Return all lines from the listing below in which the string "object" occurs.

----- PROVIDED DATA

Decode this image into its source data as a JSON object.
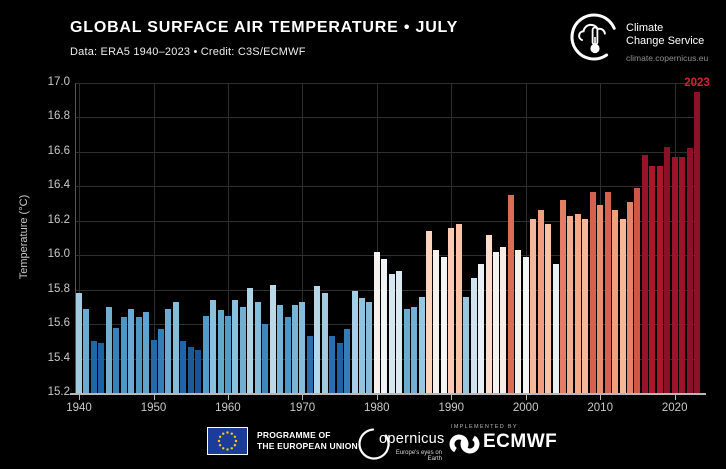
{
  "header": {
    "title": "GLOBAL SURFACE AIR TEMPERATURE • JULY",
    "subtitle": "Data: ERA5 1940–2023 • Credit: C3S/ECMWF"
  },
  "brand": {
    "line1": "Climate",
    "line2": "Change Service",
    "url": "climate.copernicus.eu"
  },
  "chart_data": {
    "type": "bar",
    "title": "GLOBAL SURFACE AIR TEMPERATURE • JULY",
    "ylabel": "Temperature (°C)",
    "ylim": [
      15.2,
      17.0
    ],
    "ytick_step": 0.2,
    "xticks": [
      1940,
      1950,
      1960,
      1970,
      1980,
      1990,
      2000,
      2010,
      2020
    ],
    "grid": true,
    "background": "#000000",
    "years": [
      1940,
      1941,
      1942,
      1943,
      1944,
      1945,
      1946,
      1947,
      1948,
      1949,
      1950,
      1951,
      1952,
      1953,
      1954,
      1955,
      1956,
      1957,
      1958,
      1959,
      1960,
      1961,
      1962,
      1963,
      1964,
      1965,
      1966,
      1967,
      1968,
      1969,
      1970,
      1971,
      1972,
      1973,
      1974,
      1975,
      1976,
      1977,
      1978,
      1979,
      1980,
      1981,
      1982,
      1983,
      1984,
      1985,
      1986,
      1987,
      1988,
      1989,
      1990,
      1991,
      1992,
      1993,
      1994,
      1995,
      1996,
      1997,
      1998,
      1999,
      2000,
      2001,
      2002,
      2003,
      2004,
      2005,
      2006,
      2007,
      2008,
      2009,
      2010,
      2011,
      2012,
      2013,
      2014,
      2015,
      2016,
      2017,
      2018,
      2019,
      2020,
      2021,
      2022,
      2023
    ],
    "values": [
      15.78,
      15.69,
      15.5,
      15.49,
      15.7,
      15.58,
      15.64,
      15.69,
      15.64,
      15.67,
      15.51,
      15.57,
      15.69,
      15.73,
      15.5,
      15.47,
      15.45,
      15.65,
      15.74,
      15.68,
      15.65,
      15.74,
      15.7,
      15.81,
      15.73,
      15.6,
      15.83,
      15.71,
      15.64,
      15.71,
      15.73,
      15.53,
      15.82,
      15.78,
      15.53,
      15.49,
      15.57,
      15.79,
      15.75,
      15.73,
      16.02,
      15.98,
      15.89,
      15.91,
      15.69,
      15.7,
      15.76,
      16.14,
      16.03,
      15.99,
      16.16,
      16.18,
      15.76,
      15.87,
      15.95,
      16.12,
      16.02,
      16.05,
      16.35,
      16.03,
      15.99,
      16.21,
      16.26,
      16.18,
      15.95,
      16.32,
      16.23,
      16.24,
      16.21,
      16.37,
      16.29,
      16.37,
      16.26,
      16.21,
      16.31,
      16.39,
      16.58,
      16.52,
      16.52,
      16.63,
      16.57,
      16.57,
      16.62,
      16.95
    ],
    "annotation": {
      "text": "2023",
      "color": "#d2232e"
    },
    "colormap": {
      "stops": [
        "#0b3d6f",
        "#2166ac",
        "#4393c3",
        "#92c5de",
        "#d1e5f0",
        "#f7f7f7",
        "#fddbc7",
        "#f4a582",
        "#d6604d",
        "#b2182b",
        "#8c1127"
      ],
      "domain": [
        15.38,
        16.62
      ]
    },
    "axis_color": "#b8b8b8",
    "grid_color": "#2e2e2e"
  },
  "footer": {
    "eu_line1": "PROGRAMME OF",
    "eu_line2": "THE EUROPEAN UNION",
    "copernicus_word": "opernicus",
    "copernicus_tagline": "Europe's eyes on Earth",
    "implemented_by": "IMPLEMENTED BY",
    "ecmwf": "ECMWF"
  }
}
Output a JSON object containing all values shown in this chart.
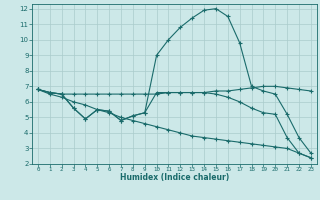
{
  "xlabel": "Humidex (Indice chaleur)",
  "bg_color": "#cce8e8",
  "line_color": "#1a6b6b",
  "grid_color": "#aacccc",
  "xlim": [
    -0.5,
    23.5
  ],
  "ylim": [
    2,
    12.3
  ],
  "xticks": [
    0,
    1,
    2,
    3,
    4,
    5,
    6,
    7,
    8,
    9,
    10,
    11,
    12,
    13,
    14,
    15,
    16,
    17,
    18,
    19,
    20,
    21,
    22,
    23
  ],
  "yticks": [
    2,
    3,
    4,
    5,
    6,
    7,
    8,
    9,
    10,
    11,
    12
  ],
  "line1_x": [
    0,
    1,
    2,
    3,
    4,
    5,
    6,
    7,
    8,
    9,
    10,
    11,
    12,
    13,
    14,
    15,
    16,
    17,
    18,
    19,
    20,
    21,
    22,
    23
  ],
  "line1_y": [
    6.8,
    6.6,
    6.5,
    6.5,
    6.5,
    6.5,
    6.5,
    6.5,
    6.5,
    6.5,
    6.5,
    6.6,
    6.6,
    6.6,
    6.6,
    6.7,
    6.7,
    6.8,
    6.9,
    7.0,
    7.0,
    6.9,
    6.8,
    6.7
  ],
  "line2_x": [
    0,
    1,
    2,
    3,
    4,
    5,
    6,
    7,
    8,
    9,
    10,
    11,
    12,
    13,
    14,
    15,
    16,
    17,
    18,
    19,
    20,
    21,
    22,
    23
  ],
  "line2_y": [
    6.8,
    6.6,
    6.5,
    5.6,
    4.9,
    5.5,
    5.4,
    4.8,
    5.1,
    5.3,
    6.6,
    6.6,
    6.6,
    6.6,
    6.6,
    6.5,
    6.3,
    6.0,
    5.6,
    5.3,
    5.2,
    3.7,
    2.7,
    2.4
  ],
  "line3_x": [
    0,
    1,
    2,
    3,
    4,
    5,
    6,
    7,
    8,
    9,
    10,
    11,
    12,
    13,
    14,
    15,
    16,
    17,
    18,
    19,
    20,
    21,
    22,
    23
  ],
  "line3_y": [
    6.8,
    6.6,
    6.5,
    5.6,
    4.9,
    5.5,
    5.4,
    4.8,
    5.1,
    5.3,
    9.0,
    10.0,
    10.8,
    11.4,
    11.9,
    12.0,
    11.5,
    9.8,
    7.0,
    6.7,
    6.5,
    5.2,
    3.7,
    2.7
  ],
  "line4_x": [
    0,
    1,
    2,
    3,
    4,
    5,
    6,
    7,
    8,
    9,
    10,
    11,
    12,
    13,
    14,
    15,
    16,
    17,
    18,
    19,
    20,
    21,
    22,
    23
  ],
  "line4_y": [
    6.8,
    6.5,
    6.3,
    6.0,
    5.8,
    5.5,
    5.3,
    5.0,
    4.8,
    4.6,
    4.4,
    4.2,
    4.0,
    3.8,
    3.7,
    3.6,
    3.5,
    3.4,
    3.3,
    3.2,
    3.1,
    3.0,
    2.7,
    2.4
  ]
}
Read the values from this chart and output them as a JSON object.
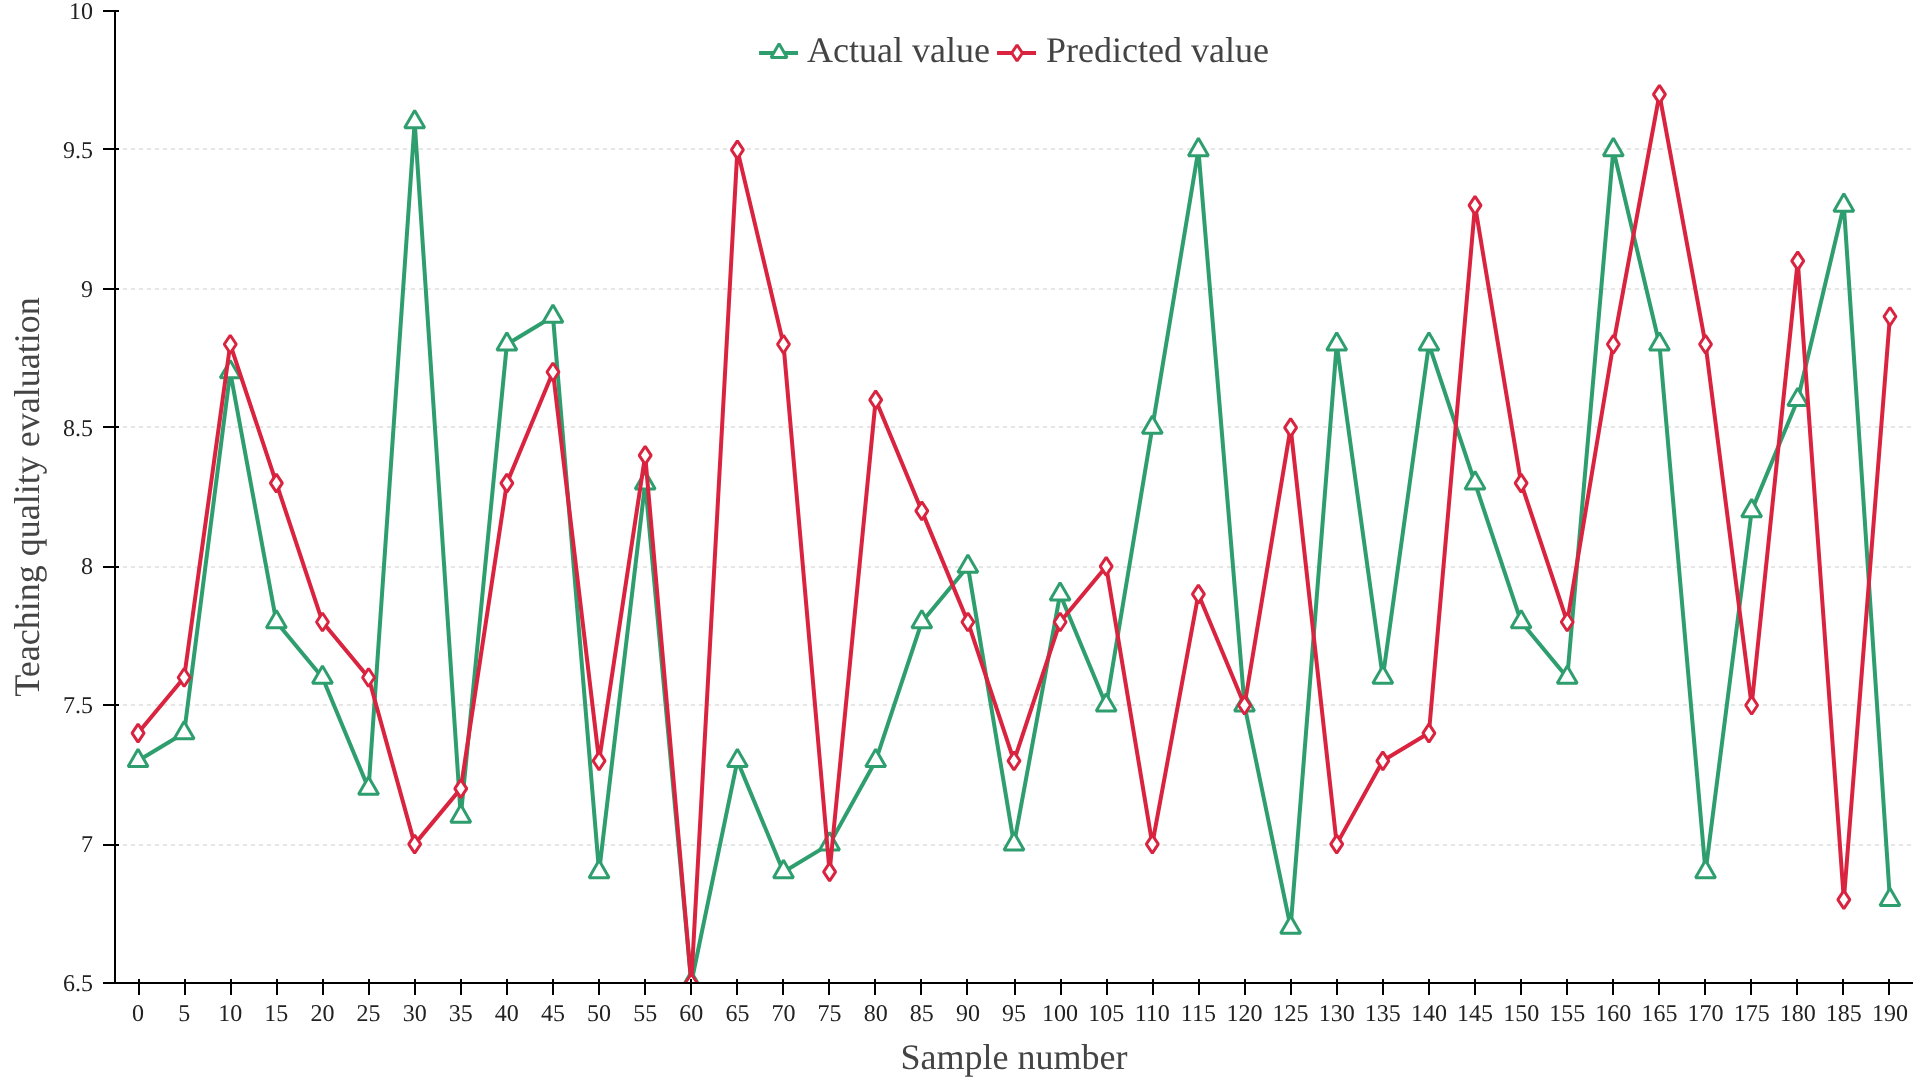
{
  "chart_data": {
    "type": "line",
    "xlabel": "Sample number",
    "ylabel": "Teaching quality evaluation",
    "categories": [
      "0",
      "5",
      "10",
      "15",
      "20",
      "25",
      "30",
      "35",
      "40",
      "45",
      "50",
      "55",
      "60",
      "65",
      "70",
      "75",
      "80",
      "85",
      "90",
      "95",
      "100",
      "105",
      "110",
      "115",
      "120",
      "125",
      "130",
      "135",
      "140",
      "145",
      "150",
      "155",
      "160",
      "165",
      "170",
      "175",
      "180",
      "185",
      "190"
    ],
    "series": [
      {
        "name": "Actual value",
        "color": "#2e9e6e",
        "marker": "triangle",
        "values": [
          7.3,
          7.4,
          8.7,
          7.8,
          7.6,
          7.2,
          9.6,
          7.1,
          8.8,
          8.9,
          6.9,
          8.3,
          6.5,
          7.3,
          6.9,
          7.0,
          7.3,
          7.8,
          8.0,
          7.0,
          7.9,
          7.5,
          8.5,
          9.5,
          7.5,
          6.7,
          8.8,
          7.6,
          8.8,
          8.3,
          7.8,
          7.6,
          9.5,
          8.8,
          6.9,
          8.2,
          8.6,
          9.3,
          6.8
        ]
      },
      {
        "name": "Predicted value",
        "color": "#d9233f",
        "marker": "diamond",
        "values": [
          7.4,
          7.6,
          8.8,
          8.3,
          7.8,
          7.6,
          7.0,
          7.2,
          8.3,
          8.7,
          7.3,
          8.4,
          6.5,
          9.5,
          8.8,
          6.9,
          8.6,
          8.2,
          7.8,
          7.3,
          7.8,
          8.0,
          7.0,
          7.9,
          7.5,
          8.5,
          7.0,
          7.3,
          7.4,
          9.3,
          8.3,
          7.8,
          8.8,
          9.7,
          8.8,
          7.5,
          9.1,
          6.8,
          8.9
        ]
      }
    ],
    "ylim": [
      6.5,
      10
    ],
    "yticks": [
      6.5,
      7,
      7.5,
      8,
      8.5,
      9,
      9.5,
      10
    ],
    "grid": "y",
    "legend": "top",
    "line_style": "solid"
  }
}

----------

• **COMPLETED EXERCISE**:
Decode this image into its source data as a JSON object.
Output a JSON object containing all values shown in this chart.
Read the values from this chart and output them as a JSON object.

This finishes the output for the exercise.